Find the number of lines below in which the word "butter" appears, and write that number only.

_ _ _

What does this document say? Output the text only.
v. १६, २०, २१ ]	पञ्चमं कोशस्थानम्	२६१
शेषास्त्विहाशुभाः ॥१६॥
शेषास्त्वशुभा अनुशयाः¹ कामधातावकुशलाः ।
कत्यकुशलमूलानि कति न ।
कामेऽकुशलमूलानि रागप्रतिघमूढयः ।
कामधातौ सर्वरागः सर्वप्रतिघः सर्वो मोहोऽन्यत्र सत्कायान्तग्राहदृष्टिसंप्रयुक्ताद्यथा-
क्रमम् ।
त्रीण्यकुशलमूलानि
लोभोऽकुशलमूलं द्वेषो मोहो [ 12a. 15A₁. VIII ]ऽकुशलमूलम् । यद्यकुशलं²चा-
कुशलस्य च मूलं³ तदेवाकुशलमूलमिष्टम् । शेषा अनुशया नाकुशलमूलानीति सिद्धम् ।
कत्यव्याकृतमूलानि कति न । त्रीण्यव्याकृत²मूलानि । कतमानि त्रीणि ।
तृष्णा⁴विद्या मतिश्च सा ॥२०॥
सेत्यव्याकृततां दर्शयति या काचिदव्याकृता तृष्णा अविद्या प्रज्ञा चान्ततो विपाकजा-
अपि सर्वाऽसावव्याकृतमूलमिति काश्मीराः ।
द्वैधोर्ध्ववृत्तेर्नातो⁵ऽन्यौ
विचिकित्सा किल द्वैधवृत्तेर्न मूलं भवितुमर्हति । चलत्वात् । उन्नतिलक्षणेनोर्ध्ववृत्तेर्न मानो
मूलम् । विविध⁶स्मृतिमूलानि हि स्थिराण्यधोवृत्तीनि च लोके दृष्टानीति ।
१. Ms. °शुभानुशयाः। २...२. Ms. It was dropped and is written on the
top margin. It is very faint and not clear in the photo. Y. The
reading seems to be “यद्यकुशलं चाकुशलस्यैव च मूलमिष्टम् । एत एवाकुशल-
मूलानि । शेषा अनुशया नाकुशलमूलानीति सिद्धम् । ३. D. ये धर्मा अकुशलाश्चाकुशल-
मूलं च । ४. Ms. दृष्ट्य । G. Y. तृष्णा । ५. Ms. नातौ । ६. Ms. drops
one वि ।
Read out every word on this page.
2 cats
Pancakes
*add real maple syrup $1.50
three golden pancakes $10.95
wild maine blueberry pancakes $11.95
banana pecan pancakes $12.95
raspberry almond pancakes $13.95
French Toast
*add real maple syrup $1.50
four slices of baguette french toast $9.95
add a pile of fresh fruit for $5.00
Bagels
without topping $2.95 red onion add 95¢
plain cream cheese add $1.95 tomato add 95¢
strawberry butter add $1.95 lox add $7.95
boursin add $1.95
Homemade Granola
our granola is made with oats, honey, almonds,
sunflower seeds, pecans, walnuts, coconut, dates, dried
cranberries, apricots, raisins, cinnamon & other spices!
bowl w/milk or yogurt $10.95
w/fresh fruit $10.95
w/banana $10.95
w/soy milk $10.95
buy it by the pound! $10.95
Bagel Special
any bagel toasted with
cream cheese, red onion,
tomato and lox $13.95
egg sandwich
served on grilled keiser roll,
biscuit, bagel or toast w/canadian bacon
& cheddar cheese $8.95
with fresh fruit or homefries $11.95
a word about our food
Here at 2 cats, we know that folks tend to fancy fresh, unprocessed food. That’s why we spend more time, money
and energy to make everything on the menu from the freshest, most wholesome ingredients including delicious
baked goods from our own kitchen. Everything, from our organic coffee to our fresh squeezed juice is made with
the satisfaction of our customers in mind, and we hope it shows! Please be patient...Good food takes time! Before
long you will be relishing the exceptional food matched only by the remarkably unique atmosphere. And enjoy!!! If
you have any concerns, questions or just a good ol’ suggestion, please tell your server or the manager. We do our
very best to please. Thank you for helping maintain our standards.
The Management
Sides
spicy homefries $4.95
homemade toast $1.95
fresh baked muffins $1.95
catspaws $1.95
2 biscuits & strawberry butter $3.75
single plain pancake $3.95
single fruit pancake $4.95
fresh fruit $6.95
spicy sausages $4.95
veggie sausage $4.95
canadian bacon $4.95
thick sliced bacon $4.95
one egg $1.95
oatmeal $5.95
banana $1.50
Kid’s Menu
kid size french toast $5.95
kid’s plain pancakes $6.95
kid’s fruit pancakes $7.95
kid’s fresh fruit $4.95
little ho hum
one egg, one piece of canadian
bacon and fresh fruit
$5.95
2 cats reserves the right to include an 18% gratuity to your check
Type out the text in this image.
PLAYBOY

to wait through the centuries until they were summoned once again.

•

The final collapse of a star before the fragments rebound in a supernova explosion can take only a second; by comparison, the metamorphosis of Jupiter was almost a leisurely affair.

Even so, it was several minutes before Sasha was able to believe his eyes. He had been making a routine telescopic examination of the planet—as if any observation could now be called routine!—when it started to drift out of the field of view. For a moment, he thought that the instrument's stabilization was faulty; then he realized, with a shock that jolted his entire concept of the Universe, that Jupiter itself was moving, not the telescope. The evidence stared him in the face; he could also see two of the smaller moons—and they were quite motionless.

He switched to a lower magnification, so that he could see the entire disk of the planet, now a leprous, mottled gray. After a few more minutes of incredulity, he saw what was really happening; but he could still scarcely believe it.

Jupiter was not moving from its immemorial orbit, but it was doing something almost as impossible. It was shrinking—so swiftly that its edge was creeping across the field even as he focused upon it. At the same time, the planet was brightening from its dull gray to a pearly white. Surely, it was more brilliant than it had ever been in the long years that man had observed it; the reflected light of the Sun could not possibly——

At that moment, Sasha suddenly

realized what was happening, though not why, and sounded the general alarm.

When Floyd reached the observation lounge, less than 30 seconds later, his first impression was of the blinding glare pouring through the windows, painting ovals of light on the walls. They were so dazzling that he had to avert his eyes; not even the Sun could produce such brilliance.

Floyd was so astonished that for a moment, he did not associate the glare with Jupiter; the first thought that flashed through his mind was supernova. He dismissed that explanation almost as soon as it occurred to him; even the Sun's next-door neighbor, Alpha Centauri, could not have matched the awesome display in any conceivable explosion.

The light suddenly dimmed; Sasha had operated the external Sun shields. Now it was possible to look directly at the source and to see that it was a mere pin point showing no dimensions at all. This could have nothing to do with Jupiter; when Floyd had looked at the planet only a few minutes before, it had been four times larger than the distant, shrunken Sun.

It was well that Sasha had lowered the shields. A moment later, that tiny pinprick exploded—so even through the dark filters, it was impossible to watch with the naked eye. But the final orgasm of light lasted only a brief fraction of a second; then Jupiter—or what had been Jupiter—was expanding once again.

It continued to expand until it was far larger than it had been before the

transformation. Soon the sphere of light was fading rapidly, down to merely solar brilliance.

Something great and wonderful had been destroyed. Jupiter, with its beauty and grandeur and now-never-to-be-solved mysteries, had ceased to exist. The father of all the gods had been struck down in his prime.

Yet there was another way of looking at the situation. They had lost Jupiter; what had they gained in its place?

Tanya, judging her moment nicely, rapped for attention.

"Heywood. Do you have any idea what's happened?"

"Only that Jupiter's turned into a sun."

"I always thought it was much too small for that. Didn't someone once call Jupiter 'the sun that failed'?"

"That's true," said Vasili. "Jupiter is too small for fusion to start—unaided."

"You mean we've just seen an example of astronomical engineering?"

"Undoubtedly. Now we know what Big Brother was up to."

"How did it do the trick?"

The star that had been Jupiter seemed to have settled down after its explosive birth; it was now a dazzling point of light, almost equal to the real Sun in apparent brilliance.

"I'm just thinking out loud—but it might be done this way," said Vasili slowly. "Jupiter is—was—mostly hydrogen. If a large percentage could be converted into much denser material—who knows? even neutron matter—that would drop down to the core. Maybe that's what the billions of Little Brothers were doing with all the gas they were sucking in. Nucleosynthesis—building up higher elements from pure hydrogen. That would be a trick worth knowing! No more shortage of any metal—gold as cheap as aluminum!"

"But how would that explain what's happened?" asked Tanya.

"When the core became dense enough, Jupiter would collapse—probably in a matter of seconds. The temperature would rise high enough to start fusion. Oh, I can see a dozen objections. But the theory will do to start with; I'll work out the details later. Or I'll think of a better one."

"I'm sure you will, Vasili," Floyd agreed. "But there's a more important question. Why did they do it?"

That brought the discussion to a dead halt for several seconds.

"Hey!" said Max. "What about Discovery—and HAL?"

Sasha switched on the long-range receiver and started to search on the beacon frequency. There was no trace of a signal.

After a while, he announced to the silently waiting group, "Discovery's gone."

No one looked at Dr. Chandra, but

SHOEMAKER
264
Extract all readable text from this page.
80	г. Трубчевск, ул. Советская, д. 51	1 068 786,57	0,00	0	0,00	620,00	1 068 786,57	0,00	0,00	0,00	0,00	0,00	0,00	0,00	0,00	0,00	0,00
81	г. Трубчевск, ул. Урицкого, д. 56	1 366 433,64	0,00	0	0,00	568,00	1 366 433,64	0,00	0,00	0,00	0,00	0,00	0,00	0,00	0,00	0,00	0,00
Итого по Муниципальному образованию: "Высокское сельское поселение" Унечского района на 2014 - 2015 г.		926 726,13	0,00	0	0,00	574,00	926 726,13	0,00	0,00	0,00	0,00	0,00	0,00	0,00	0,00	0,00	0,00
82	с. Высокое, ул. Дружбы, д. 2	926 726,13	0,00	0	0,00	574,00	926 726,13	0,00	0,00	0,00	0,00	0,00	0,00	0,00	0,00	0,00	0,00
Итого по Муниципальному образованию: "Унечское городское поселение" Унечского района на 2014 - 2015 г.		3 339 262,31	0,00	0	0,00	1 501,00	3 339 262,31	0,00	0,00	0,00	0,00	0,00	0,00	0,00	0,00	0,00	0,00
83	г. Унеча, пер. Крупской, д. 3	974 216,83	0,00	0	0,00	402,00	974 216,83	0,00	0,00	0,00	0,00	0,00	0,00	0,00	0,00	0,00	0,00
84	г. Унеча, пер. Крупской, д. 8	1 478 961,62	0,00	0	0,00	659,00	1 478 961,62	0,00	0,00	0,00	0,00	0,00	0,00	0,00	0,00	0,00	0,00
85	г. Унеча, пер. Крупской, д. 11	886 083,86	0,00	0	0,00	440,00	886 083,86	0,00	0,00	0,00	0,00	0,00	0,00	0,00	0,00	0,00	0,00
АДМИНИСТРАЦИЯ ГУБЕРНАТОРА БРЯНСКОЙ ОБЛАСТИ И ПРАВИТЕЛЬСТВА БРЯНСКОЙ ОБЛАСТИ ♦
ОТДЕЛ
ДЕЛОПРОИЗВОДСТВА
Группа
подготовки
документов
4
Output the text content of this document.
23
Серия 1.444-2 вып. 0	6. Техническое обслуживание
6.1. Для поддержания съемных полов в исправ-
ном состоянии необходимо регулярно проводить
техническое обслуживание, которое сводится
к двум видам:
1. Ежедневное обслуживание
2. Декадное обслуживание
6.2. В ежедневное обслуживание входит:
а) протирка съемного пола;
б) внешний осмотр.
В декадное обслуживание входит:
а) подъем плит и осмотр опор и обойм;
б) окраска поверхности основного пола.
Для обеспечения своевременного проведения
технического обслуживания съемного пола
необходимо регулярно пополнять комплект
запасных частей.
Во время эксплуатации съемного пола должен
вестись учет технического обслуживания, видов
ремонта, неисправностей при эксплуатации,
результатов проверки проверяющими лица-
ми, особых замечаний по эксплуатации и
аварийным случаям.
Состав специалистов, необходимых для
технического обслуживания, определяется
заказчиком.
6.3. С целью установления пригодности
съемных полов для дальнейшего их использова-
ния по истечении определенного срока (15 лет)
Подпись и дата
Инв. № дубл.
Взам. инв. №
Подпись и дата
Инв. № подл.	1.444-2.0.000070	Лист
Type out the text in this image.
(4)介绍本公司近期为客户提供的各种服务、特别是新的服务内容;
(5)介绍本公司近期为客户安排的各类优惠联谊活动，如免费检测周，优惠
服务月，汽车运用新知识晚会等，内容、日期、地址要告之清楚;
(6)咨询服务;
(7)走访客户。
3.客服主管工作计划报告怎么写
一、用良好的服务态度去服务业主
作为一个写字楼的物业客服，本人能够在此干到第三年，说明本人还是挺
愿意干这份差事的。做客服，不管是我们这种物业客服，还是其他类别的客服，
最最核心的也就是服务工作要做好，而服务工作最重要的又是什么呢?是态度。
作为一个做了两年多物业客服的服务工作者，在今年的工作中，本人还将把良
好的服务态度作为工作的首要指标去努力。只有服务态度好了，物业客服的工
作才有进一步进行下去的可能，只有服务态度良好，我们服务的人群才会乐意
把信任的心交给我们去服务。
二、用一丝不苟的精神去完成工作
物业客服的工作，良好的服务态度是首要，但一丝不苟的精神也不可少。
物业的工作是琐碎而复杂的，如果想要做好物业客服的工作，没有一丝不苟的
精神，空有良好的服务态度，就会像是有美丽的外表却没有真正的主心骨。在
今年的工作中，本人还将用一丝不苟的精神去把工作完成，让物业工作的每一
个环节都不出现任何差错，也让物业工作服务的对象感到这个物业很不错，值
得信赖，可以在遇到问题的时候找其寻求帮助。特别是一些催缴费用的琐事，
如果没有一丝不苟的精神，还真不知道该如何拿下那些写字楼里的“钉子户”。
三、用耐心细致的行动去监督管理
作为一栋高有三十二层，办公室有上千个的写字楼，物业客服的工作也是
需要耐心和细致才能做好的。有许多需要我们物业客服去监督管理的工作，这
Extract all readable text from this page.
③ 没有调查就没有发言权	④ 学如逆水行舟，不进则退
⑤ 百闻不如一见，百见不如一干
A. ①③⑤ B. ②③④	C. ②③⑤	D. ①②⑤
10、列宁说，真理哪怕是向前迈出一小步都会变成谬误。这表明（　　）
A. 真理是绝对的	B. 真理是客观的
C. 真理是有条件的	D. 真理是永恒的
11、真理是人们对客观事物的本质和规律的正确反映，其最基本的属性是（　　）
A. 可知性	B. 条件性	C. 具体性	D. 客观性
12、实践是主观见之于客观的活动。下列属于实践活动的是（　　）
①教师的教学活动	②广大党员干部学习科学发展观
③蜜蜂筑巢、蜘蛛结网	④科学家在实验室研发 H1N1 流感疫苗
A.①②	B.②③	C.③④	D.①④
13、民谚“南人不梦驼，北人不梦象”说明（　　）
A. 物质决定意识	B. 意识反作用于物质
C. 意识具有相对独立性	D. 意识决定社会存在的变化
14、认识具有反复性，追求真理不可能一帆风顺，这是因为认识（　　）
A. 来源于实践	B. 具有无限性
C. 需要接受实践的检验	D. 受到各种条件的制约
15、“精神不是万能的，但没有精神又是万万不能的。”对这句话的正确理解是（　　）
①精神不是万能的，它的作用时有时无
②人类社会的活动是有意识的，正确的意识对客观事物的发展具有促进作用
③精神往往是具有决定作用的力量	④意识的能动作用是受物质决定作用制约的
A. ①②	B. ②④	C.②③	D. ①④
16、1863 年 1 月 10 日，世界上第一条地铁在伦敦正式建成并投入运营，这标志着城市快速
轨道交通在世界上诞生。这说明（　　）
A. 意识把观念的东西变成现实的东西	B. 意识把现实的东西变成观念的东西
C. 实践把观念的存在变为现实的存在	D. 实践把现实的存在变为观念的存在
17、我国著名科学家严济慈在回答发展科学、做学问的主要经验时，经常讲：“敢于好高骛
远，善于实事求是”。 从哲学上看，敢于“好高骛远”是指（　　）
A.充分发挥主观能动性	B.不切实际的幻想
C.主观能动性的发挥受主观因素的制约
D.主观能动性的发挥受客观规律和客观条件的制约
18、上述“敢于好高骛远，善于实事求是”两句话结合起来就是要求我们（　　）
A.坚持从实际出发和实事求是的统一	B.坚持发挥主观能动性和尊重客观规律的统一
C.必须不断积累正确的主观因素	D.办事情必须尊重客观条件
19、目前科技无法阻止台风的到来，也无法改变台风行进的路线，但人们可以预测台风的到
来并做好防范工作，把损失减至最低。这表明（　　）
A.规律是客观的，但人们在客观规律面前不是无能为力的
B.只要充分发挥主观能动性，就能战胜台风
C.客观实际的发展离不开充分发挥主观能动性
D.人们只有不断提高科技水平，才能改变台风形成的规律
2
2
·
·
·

_ _ _

• **Result**
2